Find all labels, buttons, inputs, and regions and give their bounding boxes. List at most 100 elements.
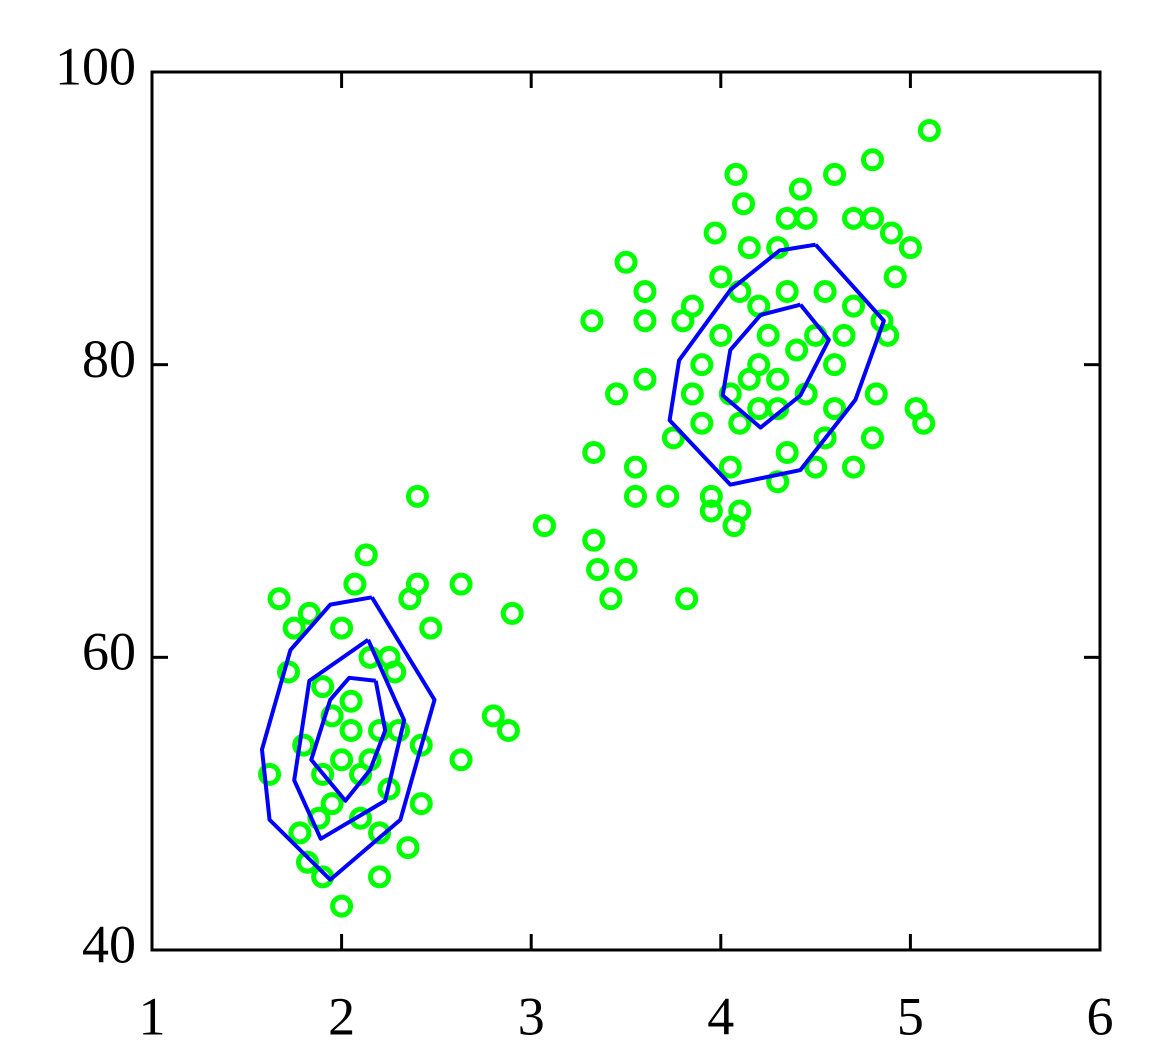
point	[258, 762, 282, 786]
point	[766, 367, 790, 391]
point	[788, 177, 812, 201]
point	[728, 411, 752, 435]
point	[368, 821, 392, 845]
point	[623, 484, 647, 508]
point	[832, 323, 856, 347]
point	[823, 353, 847, 377]
y-tick-label: 80	[82, 329, 136, 389]
point	[532, 514, 556, 538]
contour-line	[259, 595, 437, 882]
point	[680, 382, 704, 406]
point	[396, 836, 420, 860]
point	[775, 280, 799, 303]
point	[898, 236, 922, 260]
point	[747, 397, 771, 421]
plot-area	[258, 119, 941, 918]
point	[699, 484, 723, 508]
point	[823, 397, 847, 421]
point	[680, 294, 704, 318]
point	[330, 748, 354, 772]
point	[586, 558, 610, 582]
point	[709, 265, 733, 289]
point	[842, 455, 866, 479]
point	[661, 426, 685, 450]
point	[297, 601, 321, 625]
contour-line	[667, 242, 886, 487]
point	[813, 426, 837, 450]
point	[311, 675, 335, 699]
point	[813, 280, 837, 303]
y-tick-label: 40	[82, 914, 136, 974]
point	[582, 440, 606, 464]
y-tick-label: 60	[82, 622, 136, 682]
point	[690, 411, 714, 435]
point	[267, 587, 291, 611]
point	[354, 543, 378, 567]
point	[879, 221, 903, 245]
point	[405, 484, 429, 508]
point	[295, 850, 319, 874]
point	[842, 294, 866, 318]
x-tick-label: 6	[1087, 986, 1114, 1046]
point	[311, 762, 335, 786]
point	[756, 323, 780, 347]
point	[409, 733, 433, 757]
point	[912, 411, 936, 435]
point	[656, 484, 680, 508]
point	[320, 792, 344, 816]
point	[383, 660, 407, 684]
point	[368, 719, 392, 742]
point	[614, 250, 638, 274]
point	[282, 616, 306, 640]
contour-line	[292, 638, 407, 841]
point	[794, 206, 818, 230]
x-tick-label: 4	[707, 986, 734, 1046]
point	[339, 689, 363, 713]
point	[599, 587, 623, 611]
point	[804, 455, 828, 479]
contour-line	[309, 675, 388, 803]
point	[481, 704, 505, 728]
y-tick-label: 100	[55, 36, 136, 96]
point	[339, 719, 363, 742]
point	[864, 382, 888, 406]
point	[724, 162, 748, 186]
point	[633, 309, 657, 333]
point	[330, 616, 354, 640]
point	[732, 192, 756, 216]
point	[419, 616, 443, 640]
point	[500, 601, 524, 625]
point	[605, 382, 629, 406]
point	[582, 528, 606, 552]
point	[860, 426, 884, 450]
point	[409, 792, 433, 816]
point	[405, 572, 429, 596]
point	[623, 455, 647, 479]
x-tick-label: 5	[897, 986, 924, 1046]
point	[883, 265, 907, 289]
point	[580, 309, 604, 333]
point	[860, 206, 884, 230]
x-tick-label: 1	[139, 986, 166, 1046]
point	[449, 572, 473, 596]
point	[449, 748, 473, 772]
point	[703, 221, 727, 245]
x-tick-label: 2	[328, 986, 355, 1046]
point	[614, 558, 638, 582]
point	[823, 162, 847, 186]
point	[633, 367, 657, 391]
point	[842, 206, 866, 230]
point	[330, 894, 354, 918]
point	[709, 323, 733, 347]
point	[737, 236, 761, 260]
plot-frame	[150, 70, 1102, 952]
contour-line	[720, 302, 831, 430]
point	[690, 353, 714, 377]
point	[292, 733, 316, 757]
point	[633, 280, 657, 303]
x-tick-label: 3	[518, 986, 545, 1046]
point	[737, 367, 761, 391]
point	[728, 499, 752, 523]
point	[785, 338, 809, 362]
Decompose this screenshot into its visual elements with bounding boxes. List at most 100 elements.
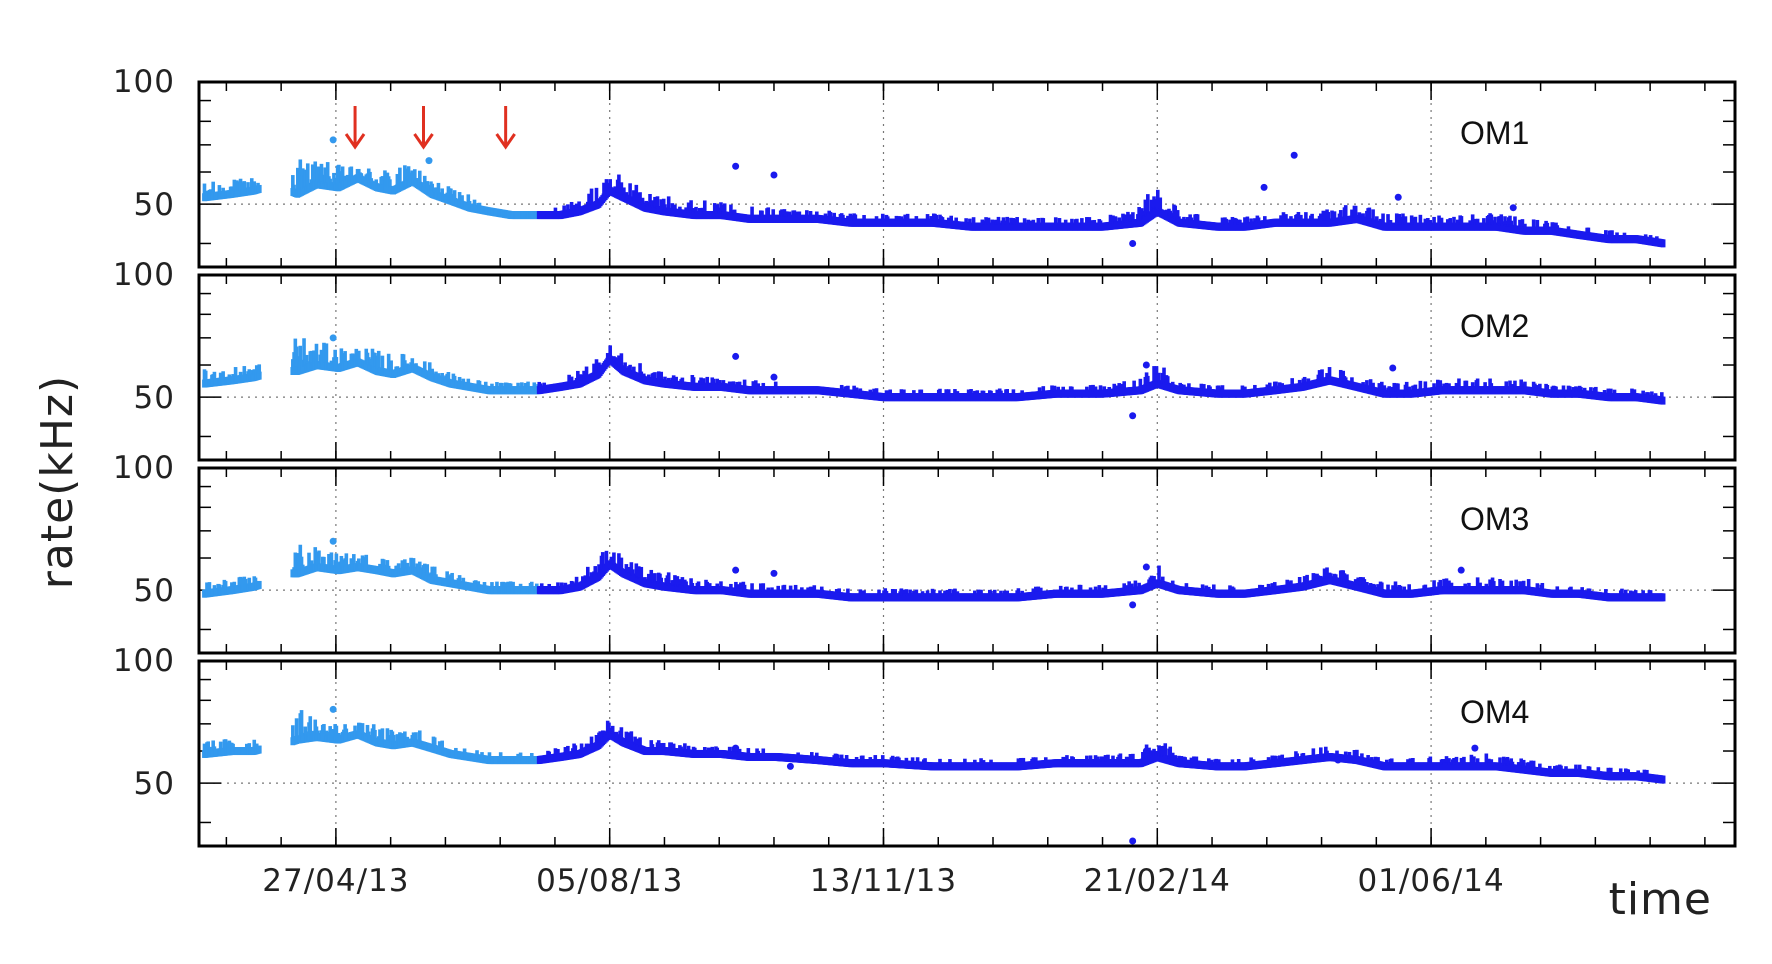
data-point [434, 574, 438, 579]
outlier-point [770, 373, 778, 381]
data-point [1571, 387, 1576, 392]
panel-frame [197, 273, 1737, 462]
data-point [413, 169, 417, 181]
data-point [1302, 576, 1307, 585]
data-point [1326, 212, 1331, 221]
data-point [1513, 216, 1517, 228]
data-point [460, 195, 464, 203]
data-point [1281, 212, 1286, 221]
data-point [1492, 581, 1496, 589]
data-point [1302, 376, 1307, 385]
outlier-point [1260, 183, 1268, 191]
data-point [310, 164, 315, 185]
data-point [256, 580, 262, 589]
data-point [1569, 586, 1573, 592]
data-point [312, 350, 316, 364]
data-point [1260, 584, 1265, 590]
data-point [483, 381, 488, 388]
data-point [1604, 230, 1608, 237]
data-point [1538, 383, 1542, 391]
data-point [476, 581, 481, 587]
data-point [1509, 220, 1514, 227]
data-point [806, 587, 810, 592]
data-point [711, 378, 716, 385]
data-point [1566, 226, 1571, 232]
data-point [449, 188, 453, 199]
data-point [671, 375, 676, 383]
data-point [1432, 216, 1436, 225]
outlier-point [1389, 364, 1397, 372]
data-point [1368, 379, 1373, 389]
data-point [1561, 385, 1566, 392]
data-point [666, 377, 671, 383]
data-point [992, 589, 997, 596]
outlier-point [732, 566, 740, 574]
data-point [1093, 586, 1098, 592]
data-point [298, 159, 303, 191]
data-point [436, 182, 441, 195]
data-point [694, 206, 698, 214]
panel-frame [197, 466, 1737, 655]
data-point [1475, 218, 1480, 225]
data-point [304, 354, 309, 367]
data-point [624, 564, 629, 573]
data-points-om1 [202, 136, 1666, 248]
data-point [877, 589, 881, 596]
data-point [627, 567, 631, 574]
data-point [1216, 385, 1221, 392]
data-point [1093, 386, 1098, 392]
data-point [1050, 385, 1054, 393]
data-point [659, 371, 664, 382]
data-point [731, 381, 736, 387]
data-point [846, 215, 850, 221]
data-point [1444, 578, 1449, 589]
data-point [1520, 219, 1525, 229]
data-point [1455, 219, 1460, 225]
data-point [490, 383, 494, 389]
data-point [914, 589, 919, 596]
data-point [559, 582, 564, 588]
data-point [1375, 216, 1379, 223]
data-point [646, 573, 651, 582]
data-point [446, 575, 451, 581]
data-point [430, 368, 435, 376]
data-point [238, 371, 243, 378]
data-point [1447, 580, 1451, 589]
data-point [1386, 584, 1390, 592]
data-point [639, 371, 644, 377]
data-point [249, 178, 254, 189]
data-point [1112, 383, 1117, 391]
data-point [661, 198, 666, 210]
data-point [925, 590, 930, 596]
data-point [1175, 210, 1180, 220]
data-point [1345, 574, 1349, 583]
data-point [1615, 232, 1619, 238]
data-point [1367, 207, 1372, 221]
data-point [617, 553, 621, 569]
data-point [1327, 367, 1332, 379]
data-point [1535, 385, 1540, 390]
data-point [986, 217, 991, 225]
y-tick-label-50: 50 [134, 766, 175, 802]
data-point [729, 381, 733, 386]
data-point [374, 179, 379, 185]
data-point [968, 218, 972, 225]
data-point [641, 373, 646, 378]
data-point [212, 585, 217, 591]
data-point [1131, 212, 1135, 222]
data-point [332, 172, 336, 185]
data-point [1058, 585, 1063, 592]
data-point [1289, 580, 1293, 587]
data-point [1396, 383, 1400, 392]
data-point [356, 558, 361, 566]
data-point [680, 577, 685, 587]
data-point [1438, 380, 1443, 389]
data-point [1604, 589, 1608, 595]
data-point [1158, 197, 1163, 211]
data-point [386, 565, 391, 571]
data-point [1005, 216, 1009, 225]
data-point [1413, 384, 1418, 392]
data-point [948, 588, 952, 596]
data-point [944, 389, 949, 396]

### Stated problem
Reproduce all of the lines above verbatim, omitting the pictures.

### Correct result
Find all labels, buttons, inputs, and regions and give their bounding boxes. List at most 100 elements.
point	[258, 762, 282, 786]
point	[766, 367, 790, 391]
point	[788, 177, 812, 201]
point	[728, 411, 752, 435]
point	[368, 821, 392, 845]
point	[623, 484, 647, 508]
point	[832, 323, 856, 347]
point	[823, 353, 847, 377]
y-tick-label: 80	[82, 329, 136, 389]
point	[532, 514, 556, 538]
contour-line	[259, 595, 437, 882]
point	[680, 382, 704, 406]
point	[396, 836, 420, 860]
point	[775, 280, 799, 303]
point	[898, 236, 922, 260]
point	[747, 397, 771, 421]
plot-area	[258, 119, 941, 918]
point	[699, 484, 723, 508]
point	[823, 397, 847, 421]
point	[680, 294, 704, 318]
point	[330, 748, 354, 772]
point	[586, 558, 610, 582]
point	[709, 265, 733, 289]
point	[842, 455, 866, 479]
point	[661, 426, 685, 450]
point	[297, 601, 321, 625]
contour-line	[667, 242, 886, 487]
point	[813, 426, 837, 450]
point	[311, 675, 335, 699]
point	[813, 280, 837, 303]
y-tick-label: 40	[82, 914, 136, 974]
point	[582, 440, 606, 464]
y-tick-label: 60	[82, 622, 136, 682]
point	[690, 411, 714, 435]
point	[267, 587, 291, 611]
point	[354, 543, 378, 567]
point	[879, 221, 903, 245]
point	[405, 484, 429, 508]
point	[295, 850, 319, 874]
point	[842, 294, 866, 318]
x-tick-label: 6	[1087, 986, 1114, 1046]
point	[311, 762, 335, 786]
point	[756, 323, 780, 347]
point	[409, 733, 433, 757]
point	[912, 411, 936, 435]
point	[656, 484, 680, 508]
point	[320, 792, 344, 816]
point	[383, 660, 407, 684]
point	[368, 719, 392, 742]
point	[614, 250, 638, 274]
point	[282, 616, 306, 640]
contour-line	[292, 638, 407, 841]
point	[794, 206, 818, 230]
x-tick-label: 4	[707, 986, 734, 1046]
point	[339, 689, 363, 713]
point	[599, 587, 623, 611]
point	[804, 455, 828, 479]
contour-line	[309, 675, 388, 803]
point	[481, 704, 505, 728]
y-tick-label: 100	[55, 36, 136, 96]
point	[339, 719, 363, 742]
point	[864, 382, 888, 406]
point	[724, 162, 748, 186]
point	[633, 309, 657, 333]
point	[330, 616, 354, 640]
point	[732, 192, 756, 216]
point	[419, 616, 443, 640]
point	[500, 601, 524, 625]
point	[605, 382, 629, 406]
point	[582, 528, 606, 552]
point	[860, 426, 884, 450]
point	[409, 792, 433, 816]
point	[405, 572, 429, 596]
point	[623, 455, 647, 479]
x-tick-label: 5	[897, 986, 924, 1046]
point	[883, 265, 907, 289]
point	[580, 309, 604, 333]
point	[860, 206, 884, 230]
x-tick-label: 1	[139, 986, 166, 1046]
point	[449, 572, 473, 596]
point	[449, 748, 473, 772]
point	[703, 221, 727, 245]
x-tick-label: 2	[328, 986, 355, 1046]
point	[614, 558, 638, 582]
point	[823, 162, 847, 186]
point	[633, 367, 657, 391]
point	[842, 206, 866, 230]
point	[330, 894, 354, 918]
point	[709, 323, 733, 347]
point	[737, 236, 761, 260]
plot-frame	[150, 70, 1102, 952]
contour-line	[720, 302, 831, 430]
point	[690, 353, 714, 377]
point	[292, 733, 316, 757]
point	[633, 280, 657, 303]
x-tick-label: 3	[518, 986, 545, 1046]
point	[737, 367, 761, 391]
point	[728, 499, 752, 523]
point	[785, 338, 809, 362]
Decompose this screenshot into its visual elements with bounding boxes. List at most 100 elements.
data-point [434, 574, 438, 579]
outlier-point [770, 373, 778, 381]
data-point [1571, 387, 1576, 392]
panel-frame [197, 273, 1737, 462]
data-point [413, 169, 417, 181]
data-point [1302, 576, 1307, 585]
data-point [1326, 212, 1331, 221]
data-point [1513, 216, 1517, 228]
data-point [460, 195, 464, 203]
data-point [1281, 212, 1286, 221]
data-point [1492, 581, 1496, 589]
data-point [1302, 376, 1307, 385]
outlier-point [1260, 183, 1268, 191]
data-point [310, 164, 315, 185]
data-point [256, 580, 262, 589]
data-point [1569, 586, 1573, 592]
data-point [312, 350, 316, 364]
data-point [1260, 584, 1265, 590]
data-point [483, 381, 488, 388]
data-point [1604, 230, 1608, 237]
data-point [1538, 383, 1542, 391]
data-point [476, 581, 481, 587]
data-point [1509, 220, 1514, 227]
data-point [806, 587, 810, 592]
data-point [711, 378, 716, 385]
data-point [1566, 226, 1571, 232]
data-point [449, 188, 453, 199]
data-point [671, 375, 676, 383]
data-point [1432, 216, 1436, 225]
outlier-point [1389, 364, 1397, 372]
data-point [1368, 379, 1373, 389]
data-point [1561, 385, 1566, 392]
data-point [666, 377, 671, 383]
data-point [992, 589, 997, 596]
outlier-point [732, 566, 740, 574]
data-point [1093, 586, 1098, 592]
data-point [298, 159, 303, 191]
data-point [436, 182, 441, 195]
data-point [694, 206, 698, 214]
panel-frame [197, 466, 1737, 655]
data-point [1475, 218, 1480, 225]
data-point [304, 354, 309, 367]
data-point [624, 564, 629, 573]
data-points-om1 [202, 136, 1666, 248]
data-point [877, 589, 881, 596]
data-point [627, 567, 631, 574]
data-point [1216, 385, 1221, 392]
data-point [1093, 386, 1098, 392]
data-point [1050, 385, 1054, 393]
data-point [659, 371, 664, 382]
data-point [731, 381, 736, 387]
data-point [846, 215, 850, 221]
data-point [1444, 578, 1449, 589]
data-point [1520, 219, 1525, 229]
data-point [1455, 219, 1460, 225]
data-point [490, 383, 494, 389]
data-point [914, 589, 919, 596]
data-point [559, 582, 564, 588]
data-point [1375, 216, 1379, 223]
data-point [646, 573, 651, 582]
data-point [446, 575, 451, 581]
data-point [430, 368, 435, 376]
data-point [238, 371, 243, 378]
data-point [1447, 580, 1451, 589]
data-point [1386, 584, 1390, 592]
data-point [639, 371, 644, 377]
data-point [249, 178, 254, 189]
data-point [1112, 383, 1117, 391]
data-point [661, 198, 666, 210]
data-point [925, 590, 930, 596]
data-point [1175, 210, 1180, 220]
data-point [1345, 574, 1349, 583]
data-point [1615, 232, 1619, 238]
data-point [1367, 207, 1372, 221]
data-point [617, 553, 621, 569]
data-point [1327, 367, 1332, 379]
data-point [1535, 385, 1540, 390]
data-point [986, 217, 991, 225]
y-tick-label-50: 50 [134, 766, 175, 802]
data-point [729, 381, 733, 386]
data-point [374, 179, 379, 185]
data-point [968, 218, 972, 225]
data-point [641, 373, 646, 378]
data-point [212, 585, 217, 591]
data-point [1131, 212, 1135, 222]
data-point [332, 172, 336, 185]
data-point [1058, 585, 1063, 592]
data-point [1289, 580, 1293, 587]
data-point [1396, 383, 1400, 392]
data-point [356, 558, 361, 566]
data-point [680, 577, 685, 587]
data-point [1438, 380, 1443, 389]
data-point [1604, 589, 1608, 595]
data-point [1158, 197, 1163, 211]
data-point [386, 565, 391, 571]
data-point [1005, 216, 1009, 225]
data-point [1413, 384, 1418, 392]
data-point [948, 588, 952, 596]
data-point [944, 389, 949, 396]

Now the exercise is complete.